> WHAT IS NEEDED
Every line of the records must be repeated exactly; pictures stay out.

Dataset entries

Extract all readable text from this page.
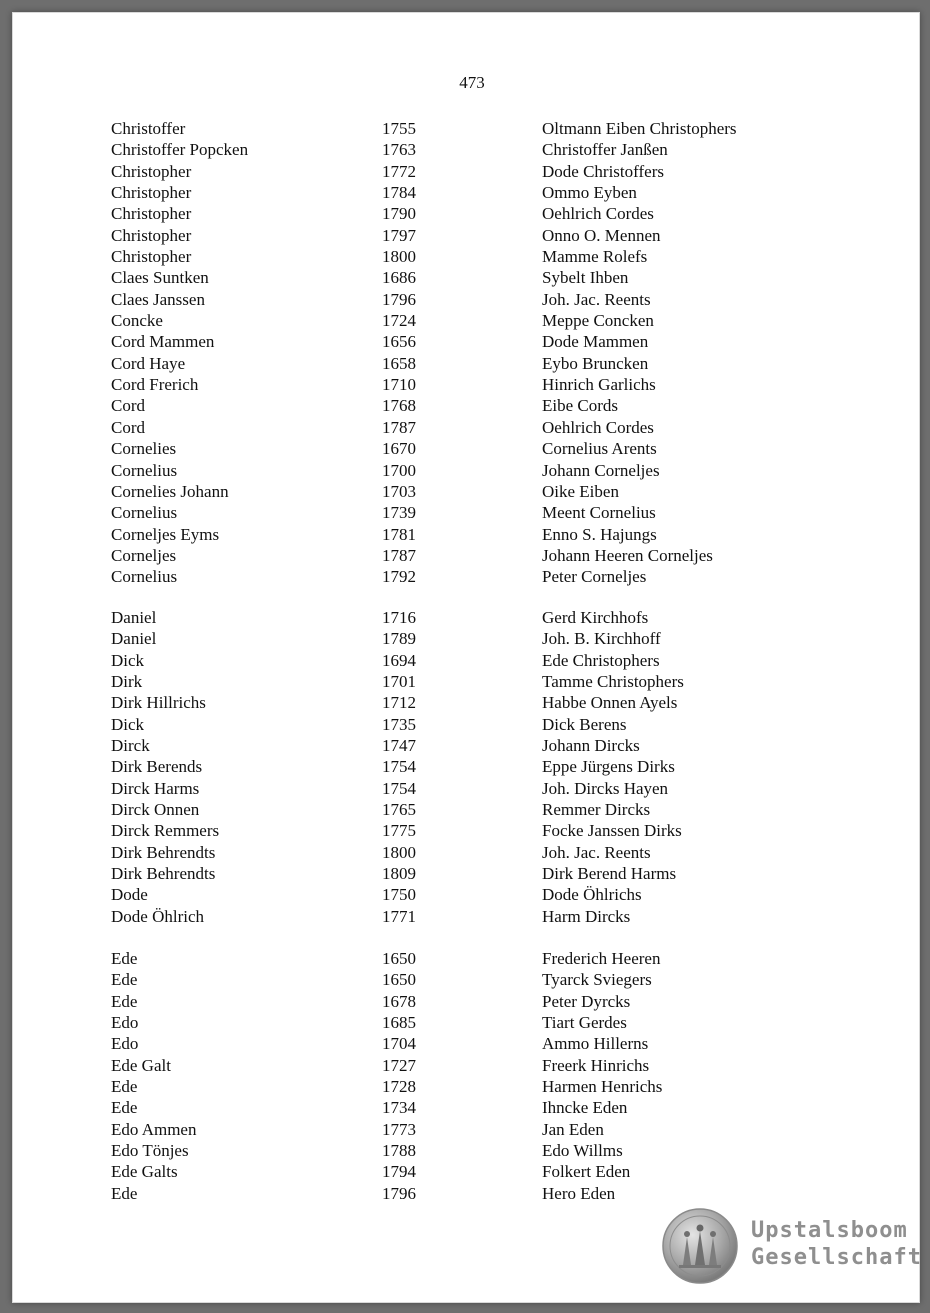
473
Christoffer	1755	Oltmann Eiben Christophers
Christoffer Popcken	1763	Christoffer Janßen
Christopher	1772	Dode Christoffers
Christopher	1784	Ommo Eyben
Christopher	1790	Oehlrich Cordes
Christopher	1797	Onno O. Mennen
Christopher	1800	Mamme Rolefs
Claes Suntken	1686	Sybelt Ihben
Claes Janssen	1796	Joh. Jac. Reents
Concke	1724	Meppe Concken
Cord Mammen	1656	Dode Mammen
Cord Haye	1658	Eybo Bruncken
Cord Frerich	1710	Hinrich Garlichs
Cord	1768	Eibe Cords
Cord	1787	Oehlrich Cordes
Cornelies	1670	Cornelius Arents
Cornelius	1700	Johann Corneljes
Cornelies Johann	1703	Oike Eiben
Cornelius	1739	Meent Cornelius
Corneljes Eyms	1781	Enno S. Hajungs
Corneljes	1787	Johann Heeren Corneljes
Cornelius	1792	Peter Corneljes
Daniel	1716	Gerd Kirchhofs
Daniel	1789	Joh. B. Kirchhoff
Dick	1694	Ede Christophers
Dirk	1701	Tamme Christophers
Dirk Hillrichs	1712	Habbe Onnen Ayels
Dick	1735	Dick Berens
Dirck	1747	Johann Dircks
Dirk Berends	1754	Eppe Jürgens Dirks
Dirck Harms	1754	Joh. Dircks Hayen
Dirck Onnen	1765	Remmer Dircks
Dirck Remmers	1775	Focke Janssen Dirks
Dirk Behrendts	1800	Joh. Jac. Reents
Dirk Behrendts	1809	Dirk Berend Harms
Dode	1750	Dode Öhlrichs
Dode Öhlrich	1771	Harm Dircks
Ede	1650	Frederich Heeren
Ede	1650	Tyarck Sviegers
Ede	1678	Peter Dyrcks
Edo	1685	Tiart Gerdes
Edo	1704	Ammo Hillerns
Ede Galt	1727	Freerk Hinrichs
Ede	1728	Harmen Henrichs
Ede	1734	Ihncke Eden
Edo Ammen	1773	Jan Eden
Edo Tönjes	1788	Edo Willms
Ede Galts	1794	Folkert Eden
Ede	1796	Hero Eden
Upstalsboom
Gesellschaft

> TASK RESULT
Extract all readable text from this page.
473
Christoffer	1755	Oltmann Eiben Christophers
Christoffer Popcken	1763	Christoffer Janßen
Christopher	1772	Dode Christoffers
Christopher	1784	Ommo Eyben
Christopher	1790	Oehlrich Cordes
Christopher	1797	Onno O. Mennen
Christopher	1800	Mamme Rolefs
Claes Suntken	1686	Sybelt Ihben
Claes Janssen	1796	Joh. Jac. Reents
Concke	1724	Meppe Concken
Cord Mammen	1656	Dode Mammen
Cord Haye	1658	Eybo Bruncken
Cord Frerich	1710	Hinrich Garlichs
Cord	1768	Eibe Cords
Cord	1787	Oehlrich Cordes
Cornelies	1670	Cornelius Arents
Cornelius	1700	Johann Corneljes
Cornelies Johann	1703	Oike Eiben
Cornelius	1739	Meent Cornelius
Corneljes Eyms	1781	Enno S. Hajungs
Corneljes	1787	Johann Heeren Corneljes
Cornelius	1792	Peter Corneljes
Daniel	1716	Gerd Kirchhofs
Daniel	1789	Joh. B. Kirchhoff
Dick	1694	Ede Christophers
Dirk	1701	Tamme Christophers
Dirk Hillrichs	1712	Habbe Onnen Ayels
Dick	1735	Dick Berens
Dirck	1747	Johann Dircks
Dirk Berends	1754	Eppe Jürgens Dirks
Dirck Harms	1754	Joh. Dircks Hayen
Dirck Onnen	1765	Remmer Dircks
Dirck Remmers	1775	Focke Janssen Dirks
Dirk Behrendts	1800	Joh. Jac. Reents
Dirk Behrendts	1809	Dirk Berend Harms
Dode	1750	Dode Öhlrichs
Dode Öhlrich	1771	Harm Dircks
Ede	1650	Frederich Heeren
Ede	1650	Tyarck Sviegers
Ede	1678	Peter Dyrcks
Edo	1685	Tiart Gerdes
Edo	1704	Ammo Hillerns
Ede Galt	1727	Freerk Hinrichs
Ede	1728	Harmen Henrichs
Ede	1734	Ihncke Eden
Edo Ammen	1773	Jan Eden
Edo Tönjes	1788	Edo Willms
Ede Galts	1794	Folkert Eden
Ede	1796	Hero Eden
Upstalsboom
Gesellschaft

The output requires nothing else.